__What you need to do__
Reproduce the entries in full, with no changes.

__Supplied data__

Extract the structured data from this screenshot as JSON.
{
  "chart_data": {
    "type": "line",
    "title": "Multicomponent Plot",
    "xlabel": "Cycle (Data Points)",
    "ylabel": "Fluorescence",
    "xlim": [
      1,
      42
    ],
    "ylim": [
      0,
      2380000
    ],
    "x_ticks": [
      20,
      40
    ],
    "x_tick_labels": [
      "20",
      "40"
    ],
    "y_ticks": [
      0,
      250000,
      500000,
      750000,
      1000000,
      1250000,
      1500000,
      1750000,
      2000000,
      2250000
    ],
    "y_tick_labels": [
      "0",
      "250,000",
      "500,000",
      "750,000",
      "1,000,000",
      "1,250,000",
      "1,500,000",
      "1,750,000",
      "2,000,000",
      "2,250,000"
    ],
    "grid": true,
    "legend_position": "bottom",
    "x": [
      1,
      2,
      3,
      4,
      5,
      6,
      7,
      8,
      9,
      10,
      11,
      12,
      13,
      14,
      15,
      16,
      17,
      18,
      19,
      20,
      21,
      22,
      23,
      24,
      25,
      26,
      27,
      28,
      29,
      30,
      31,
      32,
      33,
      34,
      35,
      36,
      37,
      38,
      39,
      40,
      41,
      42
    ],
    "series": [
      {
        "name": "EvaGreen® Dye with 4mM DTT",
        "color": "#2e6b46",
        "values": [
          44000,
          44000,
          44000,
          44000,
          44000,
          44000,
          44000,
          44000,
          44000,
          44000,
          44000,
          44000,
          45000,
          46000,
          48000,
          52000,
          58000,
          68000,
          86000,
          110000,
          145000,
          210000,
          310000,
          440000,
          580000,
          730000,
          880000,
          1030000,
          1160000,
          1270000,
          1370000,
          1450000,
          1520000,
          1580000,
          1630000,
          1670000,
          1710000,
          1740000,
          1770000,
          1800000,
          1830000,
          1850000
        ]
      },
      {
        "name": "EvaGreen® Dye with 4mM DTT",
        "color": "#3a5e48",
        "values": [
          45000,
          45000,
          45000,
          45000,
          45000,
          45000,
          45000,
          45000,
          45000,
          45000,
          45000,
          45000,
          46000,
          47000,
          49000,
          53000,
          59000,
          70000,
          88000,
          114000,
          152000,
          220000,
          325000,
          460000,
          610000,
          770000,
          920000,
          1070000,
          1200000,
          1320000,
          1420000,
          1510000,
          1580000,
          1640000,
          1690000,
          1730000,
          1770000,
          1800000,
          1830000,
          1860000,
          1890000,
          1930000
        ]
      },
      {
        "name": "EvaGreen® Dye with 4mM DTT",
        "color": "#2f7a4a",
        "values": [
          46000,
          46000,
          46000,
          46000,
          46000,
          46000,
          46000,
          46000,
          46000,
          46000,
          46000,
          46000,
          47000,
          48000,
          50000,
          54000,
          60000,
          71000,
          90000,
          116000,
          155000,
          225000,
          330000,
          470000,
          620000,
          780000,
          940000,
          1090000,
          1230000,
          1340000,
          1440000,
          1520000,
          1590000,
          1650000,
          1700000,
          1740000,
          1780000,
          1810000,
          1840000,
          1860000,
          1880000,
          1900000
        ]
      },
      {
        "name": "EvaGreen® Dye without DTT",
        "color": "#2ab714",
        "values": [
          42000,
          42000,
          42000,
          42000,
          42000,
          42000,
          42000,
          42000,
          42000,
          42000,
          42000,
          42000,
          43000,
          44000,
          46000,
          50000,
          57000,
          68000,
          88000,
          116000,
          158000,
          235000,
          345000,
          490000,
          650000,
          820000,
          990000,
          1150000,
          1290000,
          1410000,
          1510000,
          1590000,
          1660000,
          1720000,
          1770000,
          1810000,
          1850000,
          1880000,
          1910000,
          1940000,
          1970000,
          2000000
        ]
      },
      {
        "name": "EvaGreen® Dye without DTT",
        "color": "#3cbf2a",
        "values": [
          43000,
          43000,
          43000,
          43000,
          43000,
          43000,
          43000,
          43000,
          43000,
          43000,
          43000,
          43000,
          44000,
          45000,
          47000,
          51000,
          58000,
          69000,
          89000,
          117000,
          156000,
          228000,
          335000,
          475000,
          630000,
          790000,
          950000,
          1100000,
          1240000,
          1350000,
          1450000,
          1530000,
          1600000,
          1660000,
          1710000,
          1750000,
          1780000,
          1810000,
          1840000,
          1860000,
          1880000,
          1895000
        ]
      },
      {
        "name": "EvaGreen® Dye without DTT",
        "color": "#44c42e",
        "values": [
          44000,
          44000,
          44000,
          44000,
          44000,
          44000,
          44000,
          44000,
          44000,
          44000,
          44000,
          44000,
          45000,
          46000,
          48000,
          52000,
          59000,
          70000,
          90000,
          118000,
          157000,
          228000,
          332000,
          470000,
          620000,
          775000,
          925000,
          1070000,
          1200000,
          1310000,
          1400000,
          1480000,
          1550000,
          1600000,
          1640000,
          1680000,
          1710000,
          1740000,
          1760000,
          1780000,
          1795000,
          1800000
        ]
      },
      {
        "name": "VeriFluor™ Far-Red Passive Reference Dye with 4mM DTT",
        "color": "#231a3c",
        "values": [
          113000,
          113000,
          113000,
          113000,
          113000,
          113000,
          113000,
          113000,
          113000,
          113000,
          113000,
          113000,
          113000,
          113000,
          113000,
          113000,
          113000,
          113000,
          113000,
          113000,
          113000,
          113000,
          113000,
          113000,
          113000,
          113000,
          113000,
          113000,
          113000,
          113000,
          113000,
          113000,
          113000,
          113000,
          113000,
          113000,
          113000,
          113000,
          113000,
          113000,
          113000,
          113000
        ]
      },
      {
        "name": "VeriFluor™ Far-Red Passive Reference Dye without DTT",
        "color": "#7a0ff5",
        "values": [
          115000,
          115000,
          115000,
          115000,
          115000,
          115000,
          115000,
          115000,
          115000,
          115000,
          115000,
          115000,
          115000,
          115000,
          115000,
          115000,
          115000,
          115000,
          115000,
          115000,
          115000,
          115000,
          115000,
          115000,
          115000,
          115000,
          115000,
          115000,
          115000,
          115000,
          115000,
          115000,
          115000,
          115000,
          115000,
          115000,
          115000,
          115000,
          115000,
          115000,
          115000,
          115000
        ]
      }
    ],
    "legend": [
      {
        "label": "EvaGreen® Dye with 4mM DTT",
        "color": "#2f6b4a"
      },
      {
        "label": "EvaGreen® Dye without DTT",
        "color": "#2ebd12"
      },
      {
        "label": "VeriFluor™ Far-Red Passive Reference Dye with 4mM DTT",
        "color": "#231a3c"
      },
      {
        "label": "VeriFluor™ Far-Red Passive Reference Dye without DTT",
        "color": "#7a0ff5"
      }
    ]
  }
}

__Task response__
Extract the structured data from this screenshot as JSON.
{
  "chart_data": {
    "type": "line",
    "title": "Multicomponent Plot",
    "xlabel": "Cycle (Data Points)",
    "ylabel": "Fluorescence",
    "xlim": [
      1,
      42
    ],
    "ylim": [
      0,
      2380000
    ],
    "x_ticks": [
      20,
      40
    ],
    "x_tick_labels": [
      "20",
      "40"
    ],
    "y_ticks": [
      0,
      250000,
      500000,
      750000,
      1000000,
      1250000,
      1500000,
      1750000,
      2000000,
      2250000
    ],
    "y_tick_labels": [
      "0",
      "250,000",
      "500,000",
      "750,000",
      "1,000,000",
      "1,250,000",
      "1,500,000",
      "1,750,000",
      "2,000,000",
      "2,250,000"
    ],
    "grid": true,
    "legend_position": "bottom",
    "x": [
      1,
      2,
      3,
      4,
      5,
      6,
      7,
      8,
      9,
      10,
      11,
      12,
      13,
      14,
      15,
      16,
      17,
      18,
      19,
      20,
      21,
      22,
      23,
      24,
      25,
      26,
      27,
      28,
      29,
      30,
      31,
      32,
      33,
      34,
      35,
      36,
      37,
      38,
      39,
      40,
      41,
      42
    ],
    "series": [
      {
        "name": "EvaGreen® Dye with 4mM DTT",
        "color": "#2e6b46",
        "values": [
          44000,
          44000,
          44000,
          44000,
          44000,
          44000,
          44000,
          44000,
          44000,
          44000,
          44000,
          44000,
          45000,
          46000,
          48000,
          52000,
          58000,
          68000,
          86000,
          110000,
          145000,
          210000,
          310000,
          440000,
          580000,
          730000,
          880000,
          1030000,
          1160000,
          1270000,
          1370000,
          1450000,
          1520000,
          1580000,
          1630000,
          1670000,
          1710000,
          1740000,
          1770000,
          1800000,
          1830000,
          1850000
        ]
      },
      {
        "name": "EvaGreen® Dye with 4mM DTT",
        "color": "#3a5e48",
        "values": [
          45000,
          45000,
          45000,
          45000,
          45000,
          45000,
          45000,
          45000,
          45000,
          45000,
          45000,
          45000,
          46000,
          47000,
          49000,
          53000,
          59000,
          70000,
          88000,
          114000,
          152000,
          220000,
          325000,
          460000,
          610000,
          770000,
          920000,
          1070000,
          1200000,
          1320000,
          1420000,
          1510000,
          1580000,
          1640000,
          1690000,
          1730000,
          1770000,
          1800000,
          1830000,
          1860000,
          1890000,
          1930000
        ]
      },
      {
        "name": "EvaGreen® Dye with 4mM DTT",
        "color": "#2f7a4a",
        "values": [
          46000,
          46000,
          46000,
          46000,
          46000,
          46000,
          46000,
          46000,
          46000,
          46000,
          46000,
          46000,
          47000,
          48000,
          50000,
          54000,
          60000,
          71000,
          90000,
          116000,
          155000,
          225000,
          330000,
          470000,
          620000,
          780000,
          940000,
          1090000,
          1230000,
          1340000,
          1440000,
          1520000,
          1590000,
          1650000,
          1700000,
          1740000,
          1780000,
          1810000,
          1840000,
          1860000,
          1880000,
          1900000
        ]
      },
      {
        "name": "EvaGreen® Dye without DTT",
        "color": "#2ab714",
        "values": [
          42000,
          42000,
          42000,
          42000,
          42000,
          42000,
          42000,
          42000,
          42000,
          42000,
          42000,
          42000,
          43000,
          44000,
          46000,
          50000,
          57000,
          68000,
          88000,
          116000,
          158000,
          235000,
          345000,
          490000,
          650000,
          820000,
          990000,
          1150000,
          1290000,
          1410000,
          1510000,
          1590000,
          1660000,
          1720000,
          1770000,
          1810000,
          1850000,
          1880000,
          1910000,
          1940000,
          1970000,
          2000000
        ]
      },
      {
        "name": "EvaGreen® Dye without DTT",
        "color": "#3cbf2a",
        "values": [
          43000,
          43000,
          43000,
          43000,
          43000,
          43000,
          43000,
          43000,
          43000,
          43000,
          43000,
          43000,
          44000,
          45000,
          47000,
          51000,
          58000,
          69000,
          89000,
          117000,
          156000,
          228000,
          335000,
          475000,
          630000,
          790000,
          950000,
          1100000,
          1240000,
          1350000,
          1450000,
          1530000,
          1600000,
          1660000,
          1710000,
          1750000,
          1780000,
          1810000,
          1840000,
          1860000,
          1880000,
          1895000
        ]
      },
      {
        "name": "EvaGreen® Dye without DTT",
        "color": "#44c42e",
        "values": [
          44000,
          44000,
          44000,
          44000,
          44000,
          44000,
          44000,
          44000,
          44000,
          44000,
          44000,
          44000,
          45000,
          46000,
          48000,
          52000,
          59000,
          70000,
          90000,
          118000,
          157000,
          228000,
          332000,
          470000,
          620000,
          775000,
          925000,
          1070000,
          1200000,
          1310000,
          1400000,
          1480000,
          1550000,
          1600000,
          1640000,
          1680000,
          1710000,
          1740000,
          1760000,
          1780000,
          1795000,
          1800000
        ]
      },
      {
        "name": "VeriFluor™ Far-Red Passive Reference Dye with 4mM DTT",
        "color": "#231a3c",
        "values": [
          113000,
          113000,
          113000,
          113000,
          113000,
          113000,
          113000,
          113000,
          113000,
          113000,
          113000,
          113000,
          113000,
          113000,
          113000,
          113000,
          113000,
          113000,
          113000,
          113000,
          113000,
          113000,
          113000,
          113000,
          113000,
          113000,
          113000,
          113000,
          113000,
          113000,
          113000,
          113000,
          113000,
          113000,
          113000,
          113000,
          113000,
          113000,
          113000,
          113000,
          113000,
          113000
        ]
      },
      {
        "name": "VeriFluor™ Far-Red Passive Reference Dye without DTT",
        "color": "#7a0ff5",
        "values": [
          115000,
          115000,
          115000,
          115000,
          115000,
          115000,
          115000,
          115000,
          115000,
          115000,
          115000,
          115000,
          115000,
          115000,
          115000,
          115000,
          115000,
          115000,
          115000,
          115000,
          115000,
          115000,
          115000,
          115000,
          115000,
          115000,
          115000,
          115000,
          115000,
          115000,
          115000,
          115000,
          115000,
          115000,
          115000,
          115000,
          115000,
          115000,
          115000,
          115000,
          115000,
          115000
        ]
      }
    ],
    "legend": [
      {
        "label": "EvaGreen® Dye with 4mM DTT",
        "color": "#2f6b4a"
      },
      {
        "label": "EvaGreen® Dye without DTT",
        "color": "#2ebd12"
      },
      {
        "label": "VeriFluor™ Far-Red Passive Reference Dye with 4mM DTT",
        "color": "#231a3c"
      },
      {
        "label": "VeriFluor™ Far-Red Passive Reference Dye without DTT",
        "color": "#7a0ff5"
      }
    ]
  }
}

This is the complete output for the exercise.